— start Records to process —

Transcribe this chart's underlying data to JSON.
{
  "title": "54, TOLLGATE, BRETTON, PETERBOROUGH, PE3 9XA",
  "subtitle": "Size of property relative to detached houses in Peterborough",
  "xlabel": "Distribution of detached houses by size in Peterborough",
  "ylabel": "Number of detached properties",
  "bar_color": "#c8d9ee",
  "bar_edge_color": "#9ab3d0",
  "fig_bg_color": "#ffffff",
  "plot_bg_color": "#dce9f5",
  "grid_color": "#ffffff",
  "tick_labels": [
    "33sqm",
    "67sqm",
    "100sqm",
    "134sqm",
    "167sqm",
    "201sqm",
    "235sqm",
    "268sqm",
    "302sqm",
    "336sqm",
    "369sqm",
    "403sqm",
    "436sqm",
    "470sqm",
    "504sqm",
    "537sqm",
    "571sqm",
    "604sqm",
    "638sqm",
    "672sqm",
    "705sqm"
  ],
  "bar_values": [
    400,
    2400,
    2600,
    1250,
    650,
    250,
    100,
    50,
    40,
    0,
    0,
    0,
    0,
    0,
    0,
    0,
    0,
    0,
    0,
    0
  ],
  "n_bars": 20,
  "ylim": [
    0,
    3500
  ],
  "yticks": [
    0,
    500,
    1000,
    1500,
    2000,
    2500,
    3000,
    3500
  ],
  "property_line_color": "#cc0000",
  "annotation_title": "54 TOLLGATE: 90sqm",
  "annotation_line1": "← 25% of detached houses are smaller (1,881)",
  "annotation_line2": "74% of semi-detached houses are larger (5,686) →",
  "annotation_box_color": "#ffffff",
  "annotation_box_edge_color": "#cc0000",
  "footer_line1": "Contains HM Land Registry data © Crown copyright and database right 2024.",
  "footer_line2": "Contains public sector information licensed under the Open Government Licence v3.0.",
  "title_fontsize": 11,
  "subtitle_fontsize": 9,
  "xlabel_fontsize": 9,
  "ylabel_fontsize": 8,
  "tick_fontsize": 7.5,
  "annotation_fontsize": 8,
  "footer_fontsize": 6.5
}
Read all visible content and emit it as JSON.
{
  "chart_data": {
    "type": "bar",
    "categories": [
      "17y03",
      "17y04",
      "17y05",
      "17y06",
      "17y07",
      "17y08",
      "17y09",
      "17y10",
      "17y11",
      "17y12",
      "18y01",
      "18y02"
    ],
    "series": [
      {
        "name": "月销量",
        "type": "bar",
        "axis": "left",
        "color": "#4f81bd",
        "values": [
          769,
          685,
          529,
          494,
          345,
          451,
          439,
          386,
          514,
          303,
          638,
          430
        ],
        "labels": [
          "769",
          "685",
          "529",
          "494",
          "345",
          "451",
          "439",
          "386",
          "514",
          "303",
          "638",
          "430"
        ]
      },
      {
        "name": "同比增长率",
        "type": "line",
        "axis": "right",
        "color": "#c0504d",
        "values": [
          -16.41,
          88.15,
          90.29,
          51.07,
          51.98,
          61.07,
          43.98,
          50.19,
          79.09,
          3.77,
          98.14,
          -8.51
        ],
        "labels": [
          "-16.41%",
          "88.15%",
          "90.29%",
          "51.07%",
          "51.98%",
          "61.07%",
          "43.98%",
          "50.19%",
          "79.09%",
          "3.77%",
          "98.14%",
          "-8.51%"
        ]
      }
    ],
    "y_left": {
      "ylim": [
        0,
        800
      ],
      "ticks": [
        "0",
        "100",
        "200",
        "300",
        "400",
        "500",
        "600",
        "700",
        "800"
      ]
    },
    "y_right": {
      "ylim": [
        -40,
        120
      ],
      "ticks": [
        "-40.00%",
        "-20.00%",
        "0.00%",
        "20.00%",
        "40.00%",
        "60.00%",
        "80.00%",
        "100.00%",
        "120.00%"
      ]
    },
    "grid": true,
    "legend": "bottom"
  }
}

— end Records to process —

What you are asked to do —
Quote the data in full, keeping each word unchanged.

Exercise response —
Transcribe this chart's underlying data to JSON.
{
  "title": "54, TOLLGATE, BRETTON, PETERBOROUGH, PE3 9XA",
  "subtitle": "Size of property relative to detached houses in Peterborough",
  "xlabel": "Distribution of detached houses by size in Peterborough",
  "ylabel": "Number of detached properties",
  "bar_color": "#c8d9ee",
  "bar_edge_color": "#9ab3d0",
  "fig_bg_color": "#ffffff",
  "plot_bg_color": "#dce9f5",
  "grid_color": "#ffffff",
  "tick_labels": [
    "33sqm",
    "67sqm",
    "100sqm",
    "134sqm",
    "167sqm",
    "201sqm",
    "235sqm",
    "268sqm",
    "302sqm",
    "336sqm",
    "369sqm",
    "403sqm",
    "436sqm",
    "470sqm",
    "504sqm",
    "537sqm",
    "571sqm",
    "604sqm",
    "638sqm",
    "672sqm",
    "705sqm"
  ],
  "bar_values": [
    400,
    2400,
    2600,
    1250,
    650,
    250,
    100,
    50,
    40,
    0,
    0,
    0,
    0,
    0,
    0,
    0,
    0,
    0,
    0,
    0
  ],
  "n_bars": 20,
  "ylim": [
    0,
    3500
  ],
  "yticks": [
    0,
    500,
    1000,
    1500,
    2000,
    2500,
    3000,
    3500
  ],
  "property_line_color": "#cc0000",
  "annotation_title": "54 TOLLGATE: 90sqm",
  "annotation_line1": "← 25% of detached houses are smaller (1,881)",
  "annotation_line2": "74% of semi-detached houses are larger (5,686) →",
  "annotation_box_color": "#ffffff",
  "annotation_box_edge_color": "#cc0000",
  "footer_line1": "Contains HM Land Registry data © Crown copyright and database right 2024.",
  "footer_line2": "Contains public sector information licensed under the Open Government Licence v3.0.",
  "title_fontsize": 11,
  "subtitle_fontsize": 9,
  "xlabel_fontsize": 9,
  "ylabel_fontsize": 8,
  "tick_fontsize": 7.5,
  "annotation_fontsize": 8,
  "footer_fontsize": 6.5
}
Read all visible content and emit it as JSON.
{
  "chart_data": {
    "type": "bar",
    "categories": [
      "17y03",
      "17y04",
      "17y05",
      "17y06",
      "17y07",
      "17y08",
      "17y09",
      "17y10",
      "17y11",
      "17y12",
      "18y01",
      "18y02"
    ],
    "series": [
      {
        "name": "月销量",
        "type": "bar",
        "axis": "left",
        "color": "#4f81bd",
        "values": [
          769,
          685,
          529,
          494,
          345,
          451,
          439,
          386,
          514,
          303,
          638,
          430
        ],
        "labels": [
          "769",
          "685",
          "529",
          "494",
          "345",
          "451",
          "439",
          "386",
          "514",
          "303",
          "638",
          "430"
        ]
      },
      {
        "name": "同比增长率",
        "type": "line",
        "axis": "right",
        "color": "#c0504d",
        "values": [
          -16.41,
          88.15,
          90.29,
          51.07,
          51.98,
          61.07,
          43.98,
          50.19,
          79.09,
          3.77,
          98.14,
          -8.51
        ],
        "labels": [
          "-16.41%",
          "88.15%",
          "90.29%",
          "51.07%",
          "51.98%",
          "61.07%",
          "43.98%",
          "50.19%",
          "79.09%",
          "3.77%",
          "98.14%",
          "-8.51%"
        ]
      }
    ],
    "y_left": {
      "ylim": [
        0,
        800
      ],
      "ticks": [
        "0",
        "100",
        "200",
        "300",
        "400",
        "500",
        "600",
        "700",
        "800"
      ]
    },
    "y_right": {
      "ylim": [
        -40,
        120
      ],
      "ticks": [
        "-40.00%",
        "-20.00%",
        "0.00%",
        "20.00%",
        "40.00%",
        "60.00%",
        "80.00%",
        "100.00%",
        "120.00%"
      ]
    },
    "grid": true,
    "legend": "bottom"
  }
}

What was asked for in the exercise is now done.